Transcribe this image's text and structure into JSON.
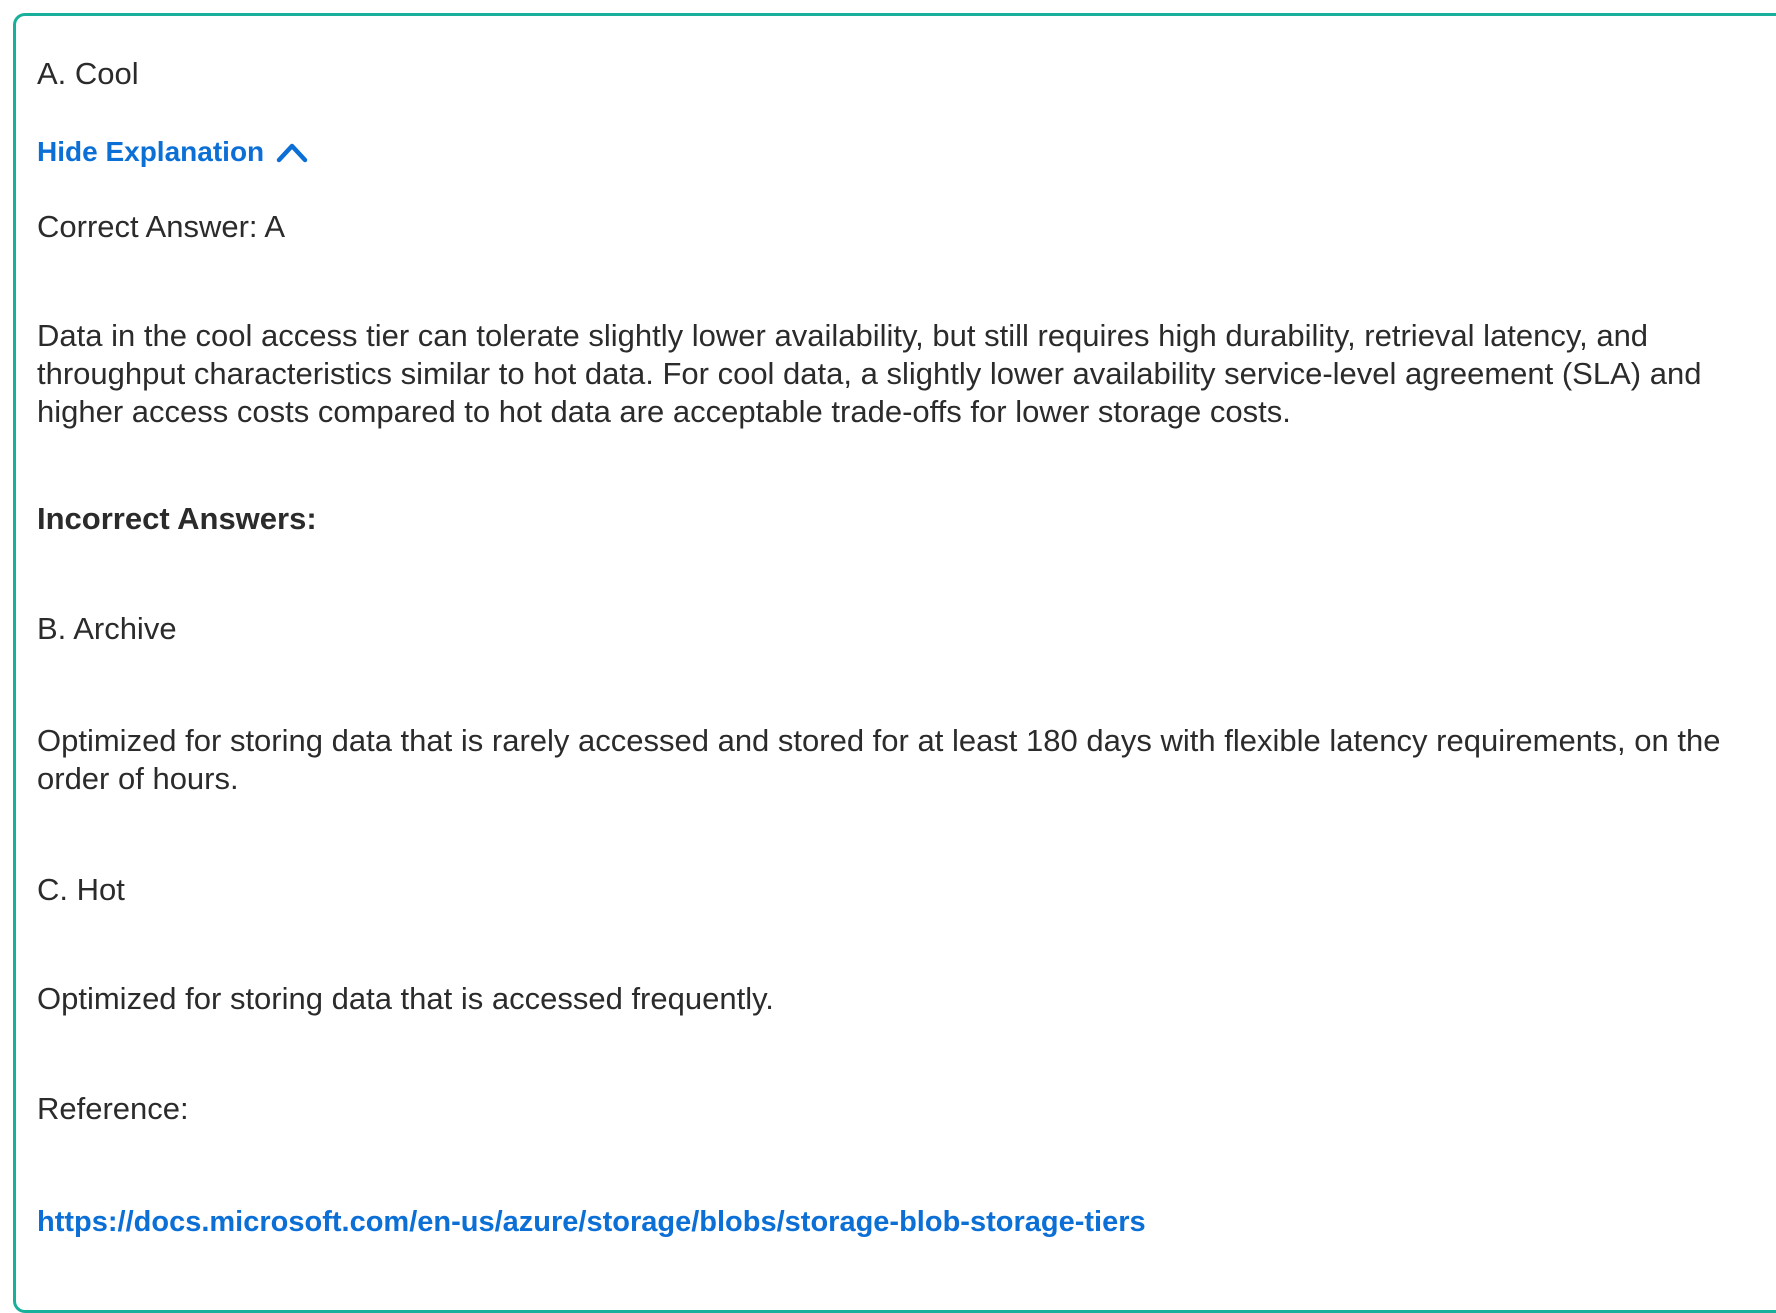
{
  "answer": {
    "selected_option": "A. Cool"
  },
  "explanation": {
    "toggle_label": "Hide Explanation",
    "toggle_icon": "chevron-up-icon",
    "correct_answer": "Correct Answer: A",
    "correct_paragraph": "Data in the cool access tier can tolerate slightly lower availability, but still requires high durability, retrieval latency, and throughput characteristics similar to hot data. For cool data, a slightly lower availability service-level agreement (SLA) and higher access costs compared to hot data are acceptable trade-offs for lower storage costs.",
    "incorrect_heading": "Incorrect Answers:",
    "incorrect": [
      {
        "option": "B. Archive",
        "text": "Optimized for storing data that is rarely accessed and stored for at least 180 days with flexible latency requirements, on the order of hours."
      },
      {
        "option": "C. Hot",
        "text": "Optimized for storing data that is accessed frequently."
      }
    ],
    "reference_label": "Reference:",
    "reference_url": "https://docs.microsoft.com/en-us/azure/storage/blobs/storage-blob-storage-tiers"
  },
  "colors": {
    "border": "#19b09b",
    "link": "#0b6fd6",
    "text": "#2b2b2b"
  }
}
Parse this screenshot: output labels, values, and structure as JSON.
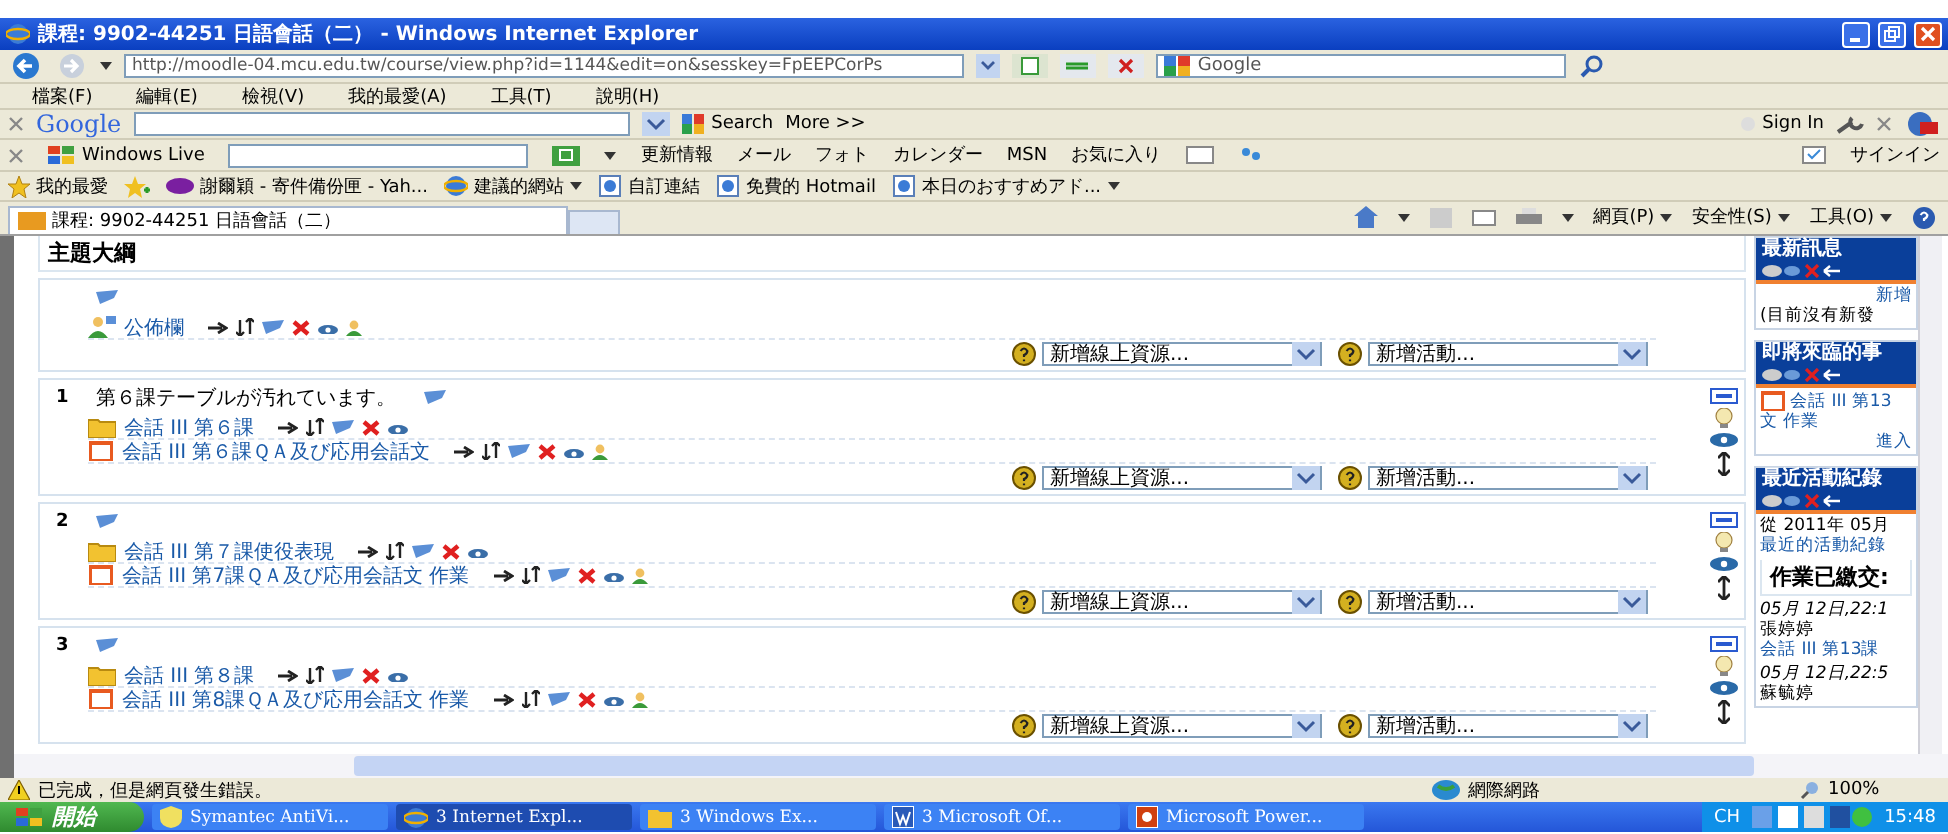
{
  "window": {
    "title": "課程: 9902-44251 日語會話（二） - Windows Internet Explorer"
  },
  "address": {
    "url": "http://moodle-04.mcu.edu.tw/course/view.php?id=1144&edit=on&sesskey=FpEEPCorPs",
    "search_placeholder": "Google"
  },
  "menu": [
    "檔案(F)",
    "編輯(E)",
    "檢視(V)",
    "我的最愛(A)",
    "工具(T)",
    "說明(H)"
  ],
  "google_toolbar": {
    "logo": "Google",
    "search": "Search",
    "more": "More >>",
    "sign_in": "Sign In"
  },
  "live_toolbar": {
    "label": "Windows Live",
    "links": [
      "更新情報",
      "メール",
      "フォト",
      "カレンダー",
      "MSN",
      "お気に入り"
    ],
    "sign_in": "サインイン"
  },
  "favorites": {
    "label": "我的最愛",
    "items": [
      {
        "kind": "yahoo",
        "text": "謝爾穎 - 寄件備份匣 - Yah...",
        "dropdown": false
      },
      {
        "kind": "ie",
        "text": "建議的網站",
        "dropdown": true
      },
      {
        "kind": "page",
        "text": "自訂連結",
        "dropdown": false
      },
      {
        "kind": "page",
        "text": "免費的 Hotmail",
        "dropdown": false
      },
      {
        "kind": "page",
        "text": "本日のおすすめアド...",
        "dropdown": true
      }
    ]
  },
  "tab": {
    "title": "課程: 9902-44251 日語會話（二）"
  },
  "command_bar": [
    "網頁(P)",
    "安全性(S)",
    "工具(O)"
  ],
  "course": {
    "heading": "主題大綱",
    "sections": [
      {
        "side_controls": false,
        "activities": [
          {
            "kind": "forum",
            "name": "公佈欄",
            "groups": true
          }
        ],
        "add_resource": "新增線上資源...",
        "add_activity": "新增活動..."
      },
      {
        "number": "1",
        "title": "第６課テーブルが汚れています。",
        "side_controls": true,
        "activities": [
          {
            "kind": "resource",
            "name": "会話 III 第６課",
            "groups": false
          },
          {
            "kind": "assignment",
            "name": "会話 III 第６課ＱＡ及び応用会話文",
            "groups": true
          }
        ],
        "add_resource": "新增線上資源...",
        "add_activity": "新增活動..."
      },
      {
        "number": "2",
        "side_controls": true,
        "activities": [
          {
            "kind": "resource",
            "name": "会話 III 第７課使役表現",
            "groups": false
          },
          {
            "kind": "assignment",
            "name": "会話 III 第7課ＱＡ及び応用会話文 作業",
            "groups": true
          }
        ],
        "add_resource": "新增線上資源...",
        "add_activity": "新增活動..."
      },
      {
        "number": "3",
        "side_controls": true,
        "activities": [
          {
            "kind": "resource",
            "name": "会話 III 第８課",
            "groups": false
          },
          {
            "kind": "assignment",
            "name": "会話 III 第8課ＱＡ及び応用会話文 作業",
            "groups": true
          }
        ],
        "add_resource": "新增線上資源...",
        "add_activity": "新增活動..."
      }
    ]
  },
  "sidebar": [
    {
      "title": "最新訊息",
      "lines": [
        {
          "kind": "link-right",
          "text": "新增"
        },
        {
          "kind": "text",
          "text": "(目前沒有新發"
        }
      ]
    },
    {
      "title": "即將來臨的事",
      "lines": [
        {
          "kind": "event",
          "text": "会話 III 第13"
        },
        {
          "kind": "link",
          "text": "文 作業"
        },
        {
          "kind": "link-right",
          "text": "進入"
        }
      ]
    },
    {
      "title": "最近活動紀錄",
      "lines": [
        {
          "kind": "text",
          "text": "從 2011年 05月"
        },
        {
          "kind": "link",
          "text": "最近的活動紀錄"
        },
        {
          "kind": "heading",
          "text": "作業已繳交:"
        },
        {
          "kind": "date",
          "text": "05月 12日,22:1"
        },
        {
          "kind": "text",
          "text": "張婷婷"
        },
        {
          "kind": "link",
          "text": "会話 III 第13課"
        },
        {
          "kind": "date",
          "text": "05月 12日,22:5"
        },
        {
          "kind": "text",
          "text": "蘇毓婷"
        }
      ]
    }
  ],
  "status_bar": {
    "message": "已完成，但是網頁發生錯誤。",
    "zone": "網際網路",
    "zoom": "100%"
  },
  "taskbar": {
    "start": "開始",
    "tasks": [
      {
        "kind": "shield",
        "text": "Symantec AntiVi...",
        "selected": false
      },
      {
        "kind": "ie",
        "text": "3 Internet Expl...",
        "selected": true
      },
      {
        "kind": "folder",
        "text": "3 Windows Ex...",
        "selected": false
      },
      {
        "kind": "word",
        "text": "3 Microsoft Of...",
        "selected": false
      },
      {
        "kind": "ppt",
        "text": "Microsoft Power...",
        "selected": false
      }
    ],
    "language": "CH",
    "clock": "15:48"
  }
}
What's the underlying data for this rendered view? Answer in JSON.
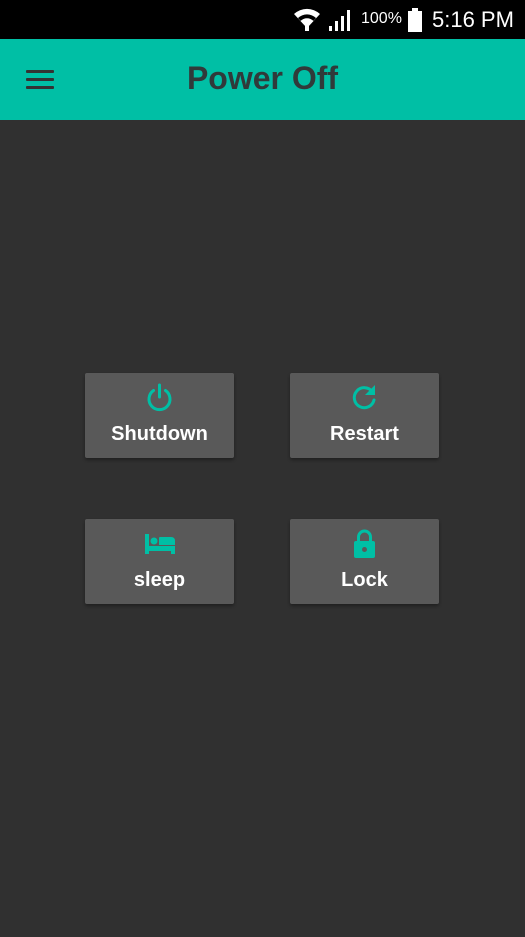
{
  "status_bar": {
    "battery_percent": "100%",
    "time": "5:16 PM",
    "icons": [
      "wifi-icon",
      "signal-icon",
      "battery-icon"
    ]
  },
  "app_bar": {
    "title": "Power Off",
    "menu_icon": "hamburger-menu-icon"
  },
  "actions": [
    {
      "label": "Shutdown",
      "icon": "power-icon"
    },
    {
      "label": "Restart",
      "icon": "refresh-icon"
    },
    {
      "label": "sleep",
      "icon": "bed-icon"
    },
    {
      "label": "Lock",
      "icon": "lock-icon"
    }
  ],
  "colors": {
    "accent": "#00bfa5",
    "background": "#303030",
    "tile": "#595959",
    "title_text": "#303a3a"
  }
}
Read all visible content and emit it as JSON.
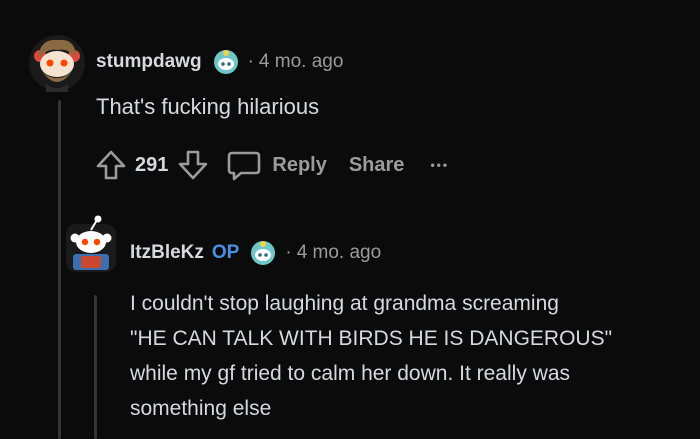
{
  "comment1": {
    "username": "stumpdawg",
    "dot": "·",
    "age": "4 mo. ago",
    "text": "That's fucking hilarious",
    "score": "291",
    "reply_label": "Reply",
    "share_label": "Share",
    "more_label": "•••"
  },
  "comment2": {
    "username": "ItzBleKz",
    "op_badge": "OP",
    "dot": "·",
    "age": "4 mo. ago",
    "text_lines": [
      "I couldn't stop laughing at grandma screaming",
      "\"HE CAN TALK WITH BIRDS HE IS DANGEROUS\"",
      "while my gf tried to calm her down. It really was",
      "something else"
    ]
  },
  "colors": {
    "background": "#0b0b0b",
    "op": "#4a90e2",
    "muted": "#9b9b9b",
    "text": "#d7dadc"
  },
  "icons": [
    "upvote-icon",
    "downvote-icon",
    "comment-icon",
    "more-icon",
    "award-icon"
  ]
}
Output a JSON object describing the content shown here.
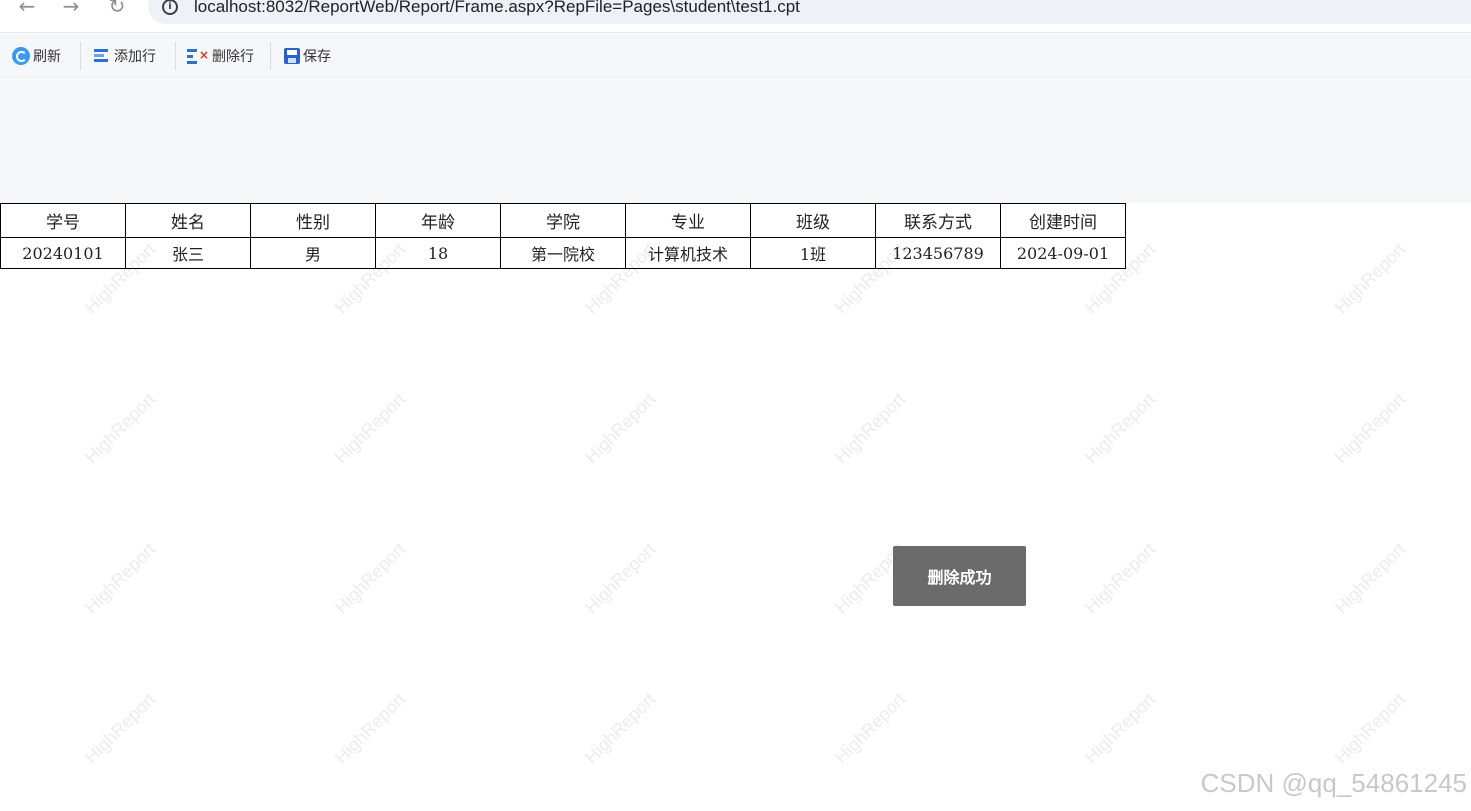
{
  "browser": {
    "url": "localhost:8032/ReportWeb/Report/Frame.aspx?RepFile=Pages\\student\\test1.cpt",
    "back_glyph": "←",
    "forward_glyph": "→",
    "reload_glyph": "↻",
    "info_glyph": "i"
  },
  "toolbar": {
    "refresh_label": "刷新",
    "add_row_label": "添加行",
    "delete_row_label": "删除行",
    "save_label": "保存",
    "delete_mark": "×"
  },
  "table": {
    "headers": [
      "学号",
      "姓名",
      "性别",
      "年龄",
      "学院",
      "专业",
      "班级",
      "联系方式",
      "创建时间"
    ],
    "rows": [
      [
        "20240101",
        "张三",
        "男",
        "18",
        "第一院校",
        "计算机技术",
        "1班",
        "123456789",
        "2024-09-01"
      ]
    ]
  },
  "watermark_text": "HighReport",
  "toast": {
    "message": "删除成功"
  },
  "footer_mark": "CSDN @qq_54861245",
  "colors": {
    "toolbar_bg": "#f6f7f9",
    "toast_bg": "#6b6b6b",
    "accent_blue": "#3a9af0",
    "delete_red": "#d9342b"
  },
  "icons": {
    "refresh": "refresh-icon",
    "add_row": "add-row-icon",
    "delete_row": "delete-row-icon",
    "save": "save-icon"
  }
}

[REQUEST] Return every line above that contains the word "Windows".

[THE SOLUTION]
    "title": "課程: 9902-44251 日語會話（二） - Windows Internet Explorer"
    "label": "Windows Live",
        "text": "3 Windows Ex...",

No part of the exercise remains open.